Dataset extract:

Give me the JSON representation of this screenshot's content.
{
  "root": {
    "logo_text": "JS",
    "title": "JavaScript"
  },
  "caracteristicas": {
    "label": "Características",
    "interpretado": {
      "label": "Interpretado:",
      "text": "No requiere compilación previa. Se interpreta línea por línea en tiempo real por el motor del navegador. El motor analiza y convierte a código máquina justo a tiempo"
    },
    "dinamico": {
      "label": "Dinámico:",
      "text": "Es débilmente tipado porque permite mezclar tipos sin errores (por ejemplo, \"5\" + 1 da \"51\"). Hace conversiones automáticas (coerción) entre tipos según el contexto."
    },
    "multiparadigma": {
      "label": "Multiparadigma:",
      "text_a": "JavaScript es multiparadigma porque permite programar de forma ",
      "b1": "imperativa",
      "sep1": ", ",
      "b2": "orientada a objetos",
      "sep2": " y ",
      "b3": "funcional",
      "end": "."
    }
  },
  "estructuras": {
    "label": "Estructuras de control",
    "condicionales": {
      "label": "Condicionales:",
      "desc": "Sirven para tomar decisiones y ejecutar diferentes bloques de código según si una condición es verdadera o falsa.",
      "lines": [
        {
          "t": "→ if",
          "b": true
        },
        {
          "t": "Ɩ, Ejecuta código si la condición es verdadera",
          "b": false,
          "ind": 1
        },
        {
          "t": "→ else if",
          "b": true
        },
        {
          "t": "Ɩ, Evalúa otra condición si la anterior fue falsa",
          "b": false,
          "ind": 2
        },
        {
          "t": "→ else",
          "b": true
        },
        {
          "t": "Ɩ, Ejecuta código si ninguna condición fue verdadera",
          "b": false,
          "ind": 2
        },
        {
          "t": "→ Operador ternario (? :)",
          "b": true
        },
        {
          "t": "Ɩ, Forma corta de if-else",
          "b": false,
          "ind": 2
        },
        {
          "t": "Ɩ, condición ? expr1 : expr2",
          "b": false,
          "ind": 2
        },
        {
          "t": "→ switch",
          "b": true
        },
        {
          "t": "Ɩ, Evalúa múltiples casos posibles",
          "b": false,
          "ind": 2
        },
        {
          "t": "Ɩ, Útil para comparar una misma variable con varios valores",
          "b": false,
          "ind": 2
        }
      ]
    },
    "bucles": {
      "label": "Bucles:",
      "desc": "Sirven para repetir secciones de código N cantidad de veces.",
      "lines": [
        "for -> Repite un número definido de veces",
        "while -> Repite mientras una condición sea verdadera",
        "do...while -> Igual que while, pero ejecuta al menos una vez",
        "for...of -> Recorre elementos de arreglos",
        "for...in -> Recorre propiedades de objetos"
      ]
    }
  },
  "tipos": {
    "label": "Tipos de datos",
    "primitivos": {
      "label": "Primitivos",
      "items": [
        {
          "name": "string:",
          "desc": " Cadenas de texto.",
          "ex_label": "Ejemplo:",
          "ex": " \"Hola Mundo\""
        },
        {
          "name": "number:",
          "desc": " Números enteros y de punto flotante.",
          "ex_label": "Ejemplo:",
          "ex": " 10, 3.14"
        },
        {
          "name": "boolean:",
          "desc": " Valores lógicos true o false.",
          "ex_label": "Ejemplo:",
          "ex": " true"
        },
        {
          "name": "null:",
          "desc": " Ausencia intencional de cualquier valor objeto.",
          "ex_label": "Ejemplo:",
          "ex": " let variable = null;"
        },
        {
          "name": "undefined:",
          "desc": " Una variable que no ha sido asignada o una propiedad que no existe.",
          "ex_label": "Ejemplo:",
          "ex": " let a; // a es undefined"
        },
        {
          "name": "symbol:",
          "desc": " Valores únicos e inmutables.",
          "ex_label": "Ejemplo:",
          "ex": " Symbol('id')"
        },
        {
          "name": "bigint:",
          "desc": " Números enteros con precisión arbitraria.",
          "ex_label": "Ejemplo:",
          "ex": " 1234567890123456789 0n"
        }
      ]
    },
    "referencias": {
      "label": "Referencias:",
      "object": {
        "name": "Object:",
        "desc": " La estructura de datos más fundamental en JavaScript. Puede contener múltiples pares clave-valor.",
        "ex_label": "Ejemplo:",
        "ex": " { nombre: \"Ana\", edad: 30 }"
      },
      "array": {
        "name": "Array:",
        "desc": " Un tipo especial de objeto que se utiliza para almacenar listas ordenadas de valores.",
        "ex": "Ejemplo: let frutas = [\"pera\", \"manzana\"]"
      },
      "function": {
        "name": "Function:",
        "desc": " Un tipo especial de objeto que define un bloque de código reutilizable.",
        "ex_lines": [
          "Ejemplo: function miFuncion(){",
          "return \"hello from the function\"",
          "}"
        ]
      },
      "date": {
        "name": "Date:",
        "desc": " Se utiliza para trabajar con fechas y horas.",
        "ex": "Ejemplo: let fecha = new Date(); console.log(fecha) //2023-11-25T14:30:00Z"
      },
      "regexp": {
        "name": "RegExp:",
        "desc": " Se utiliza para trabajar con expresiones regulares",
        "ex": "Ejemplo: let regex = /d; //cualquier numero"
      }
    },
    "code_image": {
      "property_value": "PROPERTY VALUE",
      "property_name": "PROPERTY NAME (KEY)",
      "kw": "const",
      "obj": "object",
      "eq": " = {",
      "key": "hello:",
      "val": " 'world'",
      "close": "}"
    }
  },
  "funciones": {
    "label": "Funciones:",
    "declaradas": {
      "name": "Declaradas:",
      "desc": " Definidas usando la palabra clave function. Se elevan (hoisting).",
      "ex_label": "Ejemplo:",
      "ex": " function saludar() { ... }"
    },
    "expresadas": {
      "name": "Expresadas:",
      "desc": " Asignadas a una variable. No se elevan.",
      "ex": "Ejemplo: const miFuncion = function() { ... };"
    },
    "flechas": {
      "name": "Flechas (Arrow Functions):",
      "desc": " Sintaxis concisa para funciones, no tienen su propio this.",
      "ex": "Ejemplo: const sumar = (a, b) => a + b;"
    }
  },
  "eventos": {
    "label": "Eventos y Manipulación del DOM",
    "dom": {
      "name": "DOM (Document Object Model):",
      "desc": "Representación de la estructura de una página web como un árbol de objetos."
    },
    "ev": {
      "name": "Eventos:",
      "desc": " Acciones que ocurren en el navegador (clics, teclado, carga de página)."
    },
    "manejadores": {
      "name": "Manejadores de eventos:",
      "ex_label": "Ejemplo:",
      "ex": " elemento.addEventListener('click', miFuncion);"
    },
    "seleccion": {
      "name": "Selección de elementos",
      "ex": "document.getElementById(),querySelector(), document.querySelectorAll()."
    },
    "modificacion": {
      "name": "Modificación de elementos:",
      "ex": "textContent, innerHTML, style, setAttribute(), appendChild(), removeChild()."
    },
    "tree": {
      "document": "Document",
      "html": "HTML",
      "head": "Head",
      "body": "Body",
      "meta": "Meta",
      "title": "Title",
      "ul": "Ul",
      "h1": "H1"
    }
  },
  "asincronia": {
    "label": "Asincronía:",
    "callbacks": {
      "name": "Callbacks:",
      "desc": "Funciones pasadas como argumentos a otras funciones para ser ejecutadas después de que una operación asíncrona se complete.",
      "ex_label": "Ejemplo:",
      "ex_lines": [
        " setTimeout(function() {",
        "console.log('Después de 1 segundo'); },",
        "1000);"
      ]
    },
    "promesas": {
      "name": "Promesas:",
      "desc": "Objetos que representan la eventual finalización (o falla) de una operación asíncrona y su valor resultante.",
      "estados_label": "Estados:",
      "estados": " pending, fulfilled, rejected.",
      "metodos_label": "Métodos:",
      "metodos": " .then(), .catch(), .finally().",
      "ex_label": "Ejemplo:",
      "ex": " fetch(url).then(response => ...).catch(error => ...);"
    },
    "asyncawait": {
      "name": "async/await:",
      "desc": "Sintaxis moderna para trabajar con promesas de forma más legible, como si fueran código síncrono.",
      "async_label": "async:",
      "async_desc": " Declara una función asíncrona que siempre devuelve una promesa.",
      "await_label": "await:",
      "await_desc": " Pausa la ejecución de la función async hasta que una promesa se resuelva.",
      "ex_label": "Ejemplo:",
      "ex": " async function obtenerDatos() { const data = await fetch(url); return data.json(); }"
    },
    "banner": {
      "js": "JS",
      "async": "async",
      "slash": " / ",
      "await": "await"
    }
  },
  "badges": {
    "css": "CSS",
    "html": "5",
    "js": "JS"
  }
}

The task: Examine the entries and report how many of their lines contain the string "Números", giving no more than the number.

Problem solution: 2